DIRECTION:
Using the records provided below, locate and copy each line that contains the word "والبيهقي".

RECORD LIST:
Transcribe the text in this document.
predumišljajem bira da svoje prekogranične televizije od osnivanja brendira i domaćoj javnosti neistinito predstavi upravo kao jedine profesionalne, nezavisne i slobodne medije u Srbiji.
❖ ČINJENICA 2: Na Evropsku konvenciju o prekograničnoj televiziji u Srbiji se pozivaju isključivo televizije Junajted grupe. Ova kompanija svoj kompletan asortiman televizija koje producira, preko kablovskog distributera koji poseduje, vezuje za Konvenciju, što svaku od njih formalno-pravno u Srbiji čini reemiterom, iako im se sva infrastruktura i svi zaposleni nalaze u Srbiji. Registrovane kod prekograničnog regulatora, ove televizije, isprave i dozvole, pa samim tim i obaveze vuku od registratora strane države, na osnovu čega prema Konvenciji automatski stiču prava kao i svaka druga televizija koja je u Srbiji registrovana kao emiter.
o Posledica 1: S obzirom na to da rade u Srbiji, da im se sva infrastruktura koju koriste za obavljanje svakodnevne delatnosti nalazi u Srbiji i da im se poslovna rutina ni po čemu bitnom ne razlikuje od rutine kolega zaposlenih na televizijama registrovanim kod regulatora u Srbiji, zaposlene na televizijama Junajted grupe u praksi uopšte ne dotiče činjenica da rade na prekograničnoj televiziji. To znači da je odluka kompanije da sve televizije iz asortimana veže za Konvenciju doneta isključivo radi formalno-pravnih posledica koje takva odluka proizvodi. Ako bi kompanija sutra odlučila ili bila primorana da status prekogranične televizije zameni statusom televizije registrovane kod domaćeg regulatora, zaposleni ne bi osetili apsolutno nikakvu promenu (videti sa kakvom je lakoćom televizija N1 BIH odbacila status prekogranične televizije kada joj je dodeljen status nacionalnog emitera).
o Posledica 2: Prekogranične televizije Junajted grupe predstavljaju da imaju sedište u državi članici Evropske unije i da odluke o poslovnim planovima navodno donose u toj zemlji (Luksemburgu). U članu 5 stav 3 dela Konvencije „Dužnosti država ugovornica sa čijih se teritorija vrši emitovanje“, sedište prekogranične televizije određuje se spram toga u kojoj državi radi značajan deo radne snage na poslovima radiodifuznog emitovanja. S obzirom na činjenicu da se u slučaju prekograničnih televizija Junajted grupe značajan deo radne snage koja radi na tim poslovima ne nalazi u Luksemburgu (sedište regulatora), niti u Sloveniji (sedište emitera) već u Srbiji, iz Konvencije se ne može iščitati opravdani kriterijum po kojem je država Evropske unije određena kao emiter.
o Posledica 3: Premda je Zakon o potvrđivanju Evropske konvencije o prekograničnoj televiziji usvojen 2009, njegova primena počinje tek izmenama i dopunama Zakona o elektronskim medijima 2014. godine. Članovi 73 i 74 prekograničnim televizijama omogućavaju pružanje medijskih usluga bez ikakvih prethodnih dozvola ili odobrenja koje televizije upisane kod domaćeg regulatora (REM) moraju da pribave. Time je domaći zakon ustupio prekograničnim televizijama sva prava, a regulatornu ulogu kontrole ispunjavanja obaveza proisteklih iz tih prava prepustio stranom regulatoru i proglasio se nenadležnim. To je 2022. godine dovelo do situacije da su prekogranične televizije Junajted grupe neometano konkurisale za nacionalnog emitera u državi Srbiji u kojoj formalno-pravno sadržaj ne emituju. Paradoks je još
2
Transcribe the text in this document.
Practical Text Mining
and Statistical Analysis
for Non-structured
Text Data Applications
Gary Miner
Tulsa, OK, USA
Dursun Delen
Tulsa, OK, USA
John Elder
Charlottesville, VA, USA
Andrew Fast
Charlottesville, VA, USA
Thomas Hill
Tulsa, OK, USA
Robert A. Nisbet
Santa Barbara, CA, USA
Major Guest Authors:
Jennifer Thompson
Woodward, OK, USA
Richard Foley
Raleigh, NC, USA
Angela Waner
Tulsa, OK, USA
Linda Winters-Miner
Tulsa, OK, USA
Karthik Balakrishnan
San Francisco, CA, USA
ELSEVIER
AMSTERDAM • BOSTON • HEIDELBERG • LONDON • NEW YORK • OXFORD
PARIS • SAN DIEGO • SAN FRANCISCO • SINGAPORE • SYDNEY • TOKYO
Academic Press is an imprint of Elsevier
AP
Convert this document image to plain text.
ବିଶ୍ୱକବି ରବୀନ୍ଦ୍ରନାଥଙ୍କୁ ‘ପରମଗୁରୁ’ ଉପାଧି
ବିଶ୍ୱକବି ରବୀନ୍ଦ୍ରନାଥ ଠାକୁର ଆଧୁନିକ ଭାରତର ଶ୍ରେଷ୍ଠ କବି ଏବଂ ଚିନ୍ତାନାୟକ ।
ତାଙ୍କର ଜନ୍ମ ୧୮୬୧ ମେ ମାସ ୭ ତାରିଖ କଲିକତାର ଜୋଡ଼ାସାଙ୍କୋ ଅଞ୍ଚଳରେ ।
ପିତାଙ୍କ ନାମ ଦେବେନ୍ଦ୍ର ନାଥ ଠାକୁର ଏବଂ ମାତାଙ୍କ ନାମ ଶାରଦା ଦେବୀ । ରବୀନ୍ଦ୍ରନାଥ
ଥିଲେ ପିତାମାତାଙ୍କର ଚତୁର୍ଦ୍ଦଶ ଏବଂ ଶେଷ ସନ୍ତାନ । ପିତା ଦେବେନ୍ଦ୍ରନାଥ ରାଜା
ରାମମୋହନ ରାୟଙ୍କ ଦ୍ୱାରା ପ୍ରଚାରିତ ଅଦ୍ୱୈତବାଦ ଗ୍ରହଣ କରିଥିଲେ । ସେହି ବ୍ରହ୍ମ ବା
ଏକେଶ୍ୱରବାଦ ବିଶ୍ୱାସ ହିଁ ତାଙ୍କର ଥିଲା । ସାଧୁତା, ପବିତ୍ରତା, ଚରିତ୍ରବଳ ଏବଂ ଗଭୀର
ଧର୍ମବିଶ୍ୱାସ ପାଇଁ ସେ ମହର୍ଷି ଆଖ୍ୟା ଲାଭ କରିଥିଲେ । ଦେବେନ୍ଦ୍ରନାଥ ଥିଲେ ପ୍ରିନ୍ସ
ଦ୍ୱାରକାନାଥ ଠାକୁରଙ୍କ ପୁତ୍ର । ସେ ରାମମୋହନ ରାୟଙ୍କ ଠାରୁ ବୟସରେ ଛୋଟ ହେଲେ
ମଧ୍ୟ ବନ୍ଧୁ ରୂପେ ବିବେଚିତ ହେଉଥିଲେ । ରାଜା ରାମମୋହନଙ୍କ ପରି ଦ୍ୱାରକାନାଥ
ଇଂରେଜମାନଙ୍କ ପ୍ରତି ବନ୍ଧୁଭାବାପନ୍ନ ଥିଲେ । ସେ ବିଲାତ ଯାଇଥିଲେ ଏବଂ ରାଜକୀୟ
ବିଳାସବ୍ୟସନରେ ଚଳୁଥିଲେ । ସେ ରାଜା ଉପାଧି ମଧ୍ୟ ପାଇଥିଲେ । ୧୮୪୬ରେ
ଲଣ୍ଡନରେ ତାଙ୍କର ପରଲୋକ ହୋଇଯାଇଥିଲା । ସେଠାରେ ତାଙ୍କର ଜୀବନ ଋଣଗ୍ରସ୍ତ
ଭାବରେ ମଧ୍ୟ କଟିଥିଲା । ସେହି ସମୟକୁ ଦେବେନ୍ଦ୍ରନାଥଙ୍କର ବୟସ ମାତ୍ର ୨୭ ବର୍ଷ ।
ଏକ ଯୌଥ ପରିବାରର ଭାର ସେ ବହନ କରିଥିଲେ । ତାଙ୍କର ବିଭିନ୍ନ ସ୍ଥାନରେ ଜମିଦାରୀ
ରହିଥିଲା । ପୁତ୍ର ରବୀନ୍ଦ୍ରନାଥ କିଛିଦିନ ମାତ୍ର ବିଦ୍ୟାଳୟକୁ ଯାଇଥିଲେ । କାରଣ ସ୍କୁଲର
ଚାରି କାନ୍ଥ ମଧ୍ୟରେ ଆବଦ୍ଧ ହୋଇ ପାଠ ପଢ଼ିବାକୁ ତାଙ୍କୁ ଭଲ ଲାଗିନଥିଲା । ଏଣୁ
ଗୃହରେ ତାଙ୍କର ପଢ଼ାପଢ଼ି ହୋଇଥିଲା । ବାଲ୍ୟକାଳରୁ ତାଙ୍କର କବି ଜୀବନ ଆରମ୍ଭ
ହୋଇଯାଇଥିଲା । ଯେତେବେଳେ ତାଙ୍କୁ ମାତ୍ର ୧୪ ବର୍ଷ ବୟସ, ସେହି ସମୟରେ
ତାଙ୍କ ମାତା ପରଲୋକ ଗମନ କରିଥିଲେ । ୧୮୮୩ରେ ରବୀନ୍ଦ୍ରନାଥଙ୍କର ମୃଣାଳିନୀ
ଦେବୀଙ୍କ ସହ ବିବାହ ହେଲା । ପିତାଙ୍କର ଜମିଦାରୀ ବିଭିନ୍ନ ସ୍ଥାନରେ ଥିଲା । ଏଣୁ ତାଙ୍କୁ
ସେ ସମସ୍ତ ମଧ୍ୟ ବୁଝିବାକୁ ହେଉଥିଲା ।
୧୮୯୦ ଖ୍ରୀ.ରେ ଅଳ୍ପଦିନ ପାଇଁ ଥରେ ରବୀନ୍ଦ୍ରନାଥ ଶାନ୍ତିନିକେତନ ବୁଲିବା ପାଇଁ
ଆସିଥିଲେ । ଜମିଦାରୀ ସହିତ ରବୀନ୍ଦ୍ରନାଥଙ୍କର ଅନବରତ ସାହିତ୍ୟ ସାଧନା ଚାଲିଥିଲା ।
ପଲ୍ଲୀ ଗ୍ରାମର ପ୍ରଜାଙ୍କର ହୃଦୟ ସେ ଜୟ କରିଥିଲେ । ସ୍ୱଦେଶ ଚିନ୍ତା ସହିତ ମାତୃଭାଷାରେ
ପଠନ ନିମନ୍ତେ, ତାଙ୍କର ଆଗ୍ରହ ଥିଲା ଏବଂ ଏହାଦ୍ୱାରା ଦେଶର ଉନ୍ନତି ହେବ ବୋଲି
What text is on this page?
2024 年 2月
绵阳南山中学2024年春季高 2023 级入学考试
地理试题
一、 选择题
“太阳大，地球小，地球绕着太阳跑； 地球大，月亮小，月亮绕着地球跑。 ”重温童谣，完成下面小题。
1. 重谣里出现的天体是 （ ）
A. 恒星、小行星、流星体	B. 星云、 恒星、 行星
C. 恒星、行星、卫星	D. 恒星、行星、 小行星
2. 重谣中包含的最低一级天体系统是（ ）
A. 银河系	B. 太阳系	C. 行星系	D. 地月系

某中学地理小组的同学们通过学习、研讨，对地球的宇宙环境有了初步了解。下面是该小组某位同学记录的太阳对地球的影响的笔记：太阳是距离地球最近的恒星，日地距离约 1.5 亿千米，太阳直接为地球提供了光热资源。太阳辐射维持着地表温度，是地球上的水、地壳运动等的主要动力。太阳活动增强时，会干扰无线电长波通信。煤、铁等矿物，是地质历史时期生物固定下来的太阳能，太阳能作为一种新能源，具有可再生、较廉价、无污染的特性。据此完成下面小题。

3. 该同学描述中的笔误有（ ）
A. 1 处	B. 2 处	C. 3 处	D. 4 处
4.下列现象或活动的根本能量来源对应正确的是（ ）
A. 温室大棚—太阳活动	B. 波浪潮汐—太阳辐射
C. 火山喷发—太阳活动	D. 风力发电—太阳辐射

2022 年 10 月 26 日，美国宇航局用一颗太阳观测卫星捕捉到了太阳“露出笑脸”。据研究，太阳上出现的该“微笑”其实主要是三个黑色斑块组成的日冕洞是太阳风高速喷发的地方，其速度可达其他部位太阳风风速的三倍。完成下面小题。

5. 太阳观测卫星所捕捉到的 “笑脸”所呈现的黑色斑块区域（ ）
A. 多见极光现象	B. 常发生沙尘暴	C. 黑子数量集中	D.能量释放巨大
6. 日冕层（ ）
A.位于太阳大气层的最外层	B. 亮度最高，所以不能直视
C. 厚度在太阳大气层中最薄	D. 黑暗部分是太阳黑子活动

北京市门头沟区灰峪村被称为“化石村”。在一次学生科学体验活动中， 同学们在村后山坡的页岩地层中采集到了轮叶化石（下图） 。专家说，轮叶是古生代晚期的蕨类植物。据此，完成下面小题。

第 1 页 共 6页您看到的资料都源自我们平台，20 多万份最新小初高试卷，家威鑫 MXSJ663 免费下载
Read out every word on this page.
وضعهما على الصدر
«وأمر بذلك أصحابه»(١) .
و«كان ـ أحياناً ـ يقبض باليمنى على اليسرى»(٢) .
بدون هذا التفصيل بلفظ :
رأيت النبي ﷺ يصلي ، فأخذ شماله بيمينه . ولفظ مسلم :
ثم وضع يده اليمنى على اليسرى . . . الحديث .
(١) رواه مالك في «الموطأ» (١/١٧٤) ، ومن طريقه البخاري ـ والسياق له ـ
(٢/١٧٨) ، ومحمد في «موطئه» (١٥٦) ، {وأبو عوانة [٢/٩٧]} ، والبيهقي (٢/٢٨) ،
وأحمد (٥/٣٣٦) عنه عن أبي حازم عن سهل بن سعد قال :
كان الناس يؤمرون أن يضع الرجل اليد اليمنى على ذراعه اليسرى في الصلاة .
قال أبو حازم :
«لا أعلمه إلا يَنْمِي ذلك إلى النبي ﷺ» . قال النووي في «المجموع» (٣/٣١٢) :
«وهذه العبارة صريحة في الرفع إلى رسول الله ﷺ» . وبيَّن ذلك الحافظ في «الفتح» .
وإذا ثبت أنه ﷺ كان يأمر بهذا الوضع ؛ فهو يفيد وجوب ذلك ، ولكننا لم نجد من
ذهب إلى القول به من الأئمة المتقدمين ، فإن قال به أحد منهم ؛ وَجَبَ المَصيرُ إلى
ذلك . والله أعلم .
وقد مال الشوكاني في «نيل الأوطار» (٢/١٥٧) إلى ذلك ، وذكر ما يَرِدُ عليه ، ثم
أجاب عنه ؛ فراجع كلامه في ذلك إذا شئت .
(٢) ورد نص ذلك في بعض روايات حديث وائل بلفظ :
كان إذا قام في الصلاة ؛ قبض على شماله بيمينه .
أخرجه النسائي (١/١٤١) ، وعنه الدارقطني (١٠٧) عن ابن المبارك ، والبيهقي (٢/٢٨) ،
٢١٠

THE OUTPUT:
(٢/١٧٨) ، ومحمد في «موطئه» (١٥٦) ، {وأبو عوانة [٢/٩٧]} ، والبيهقي (٢/٢٨) ،
أخرجه النسائي (١/١٤١) ، وعنه الدارقطني (١٠٧) عن ابن المبارك ، والبيهقي (٢/٢٨) ،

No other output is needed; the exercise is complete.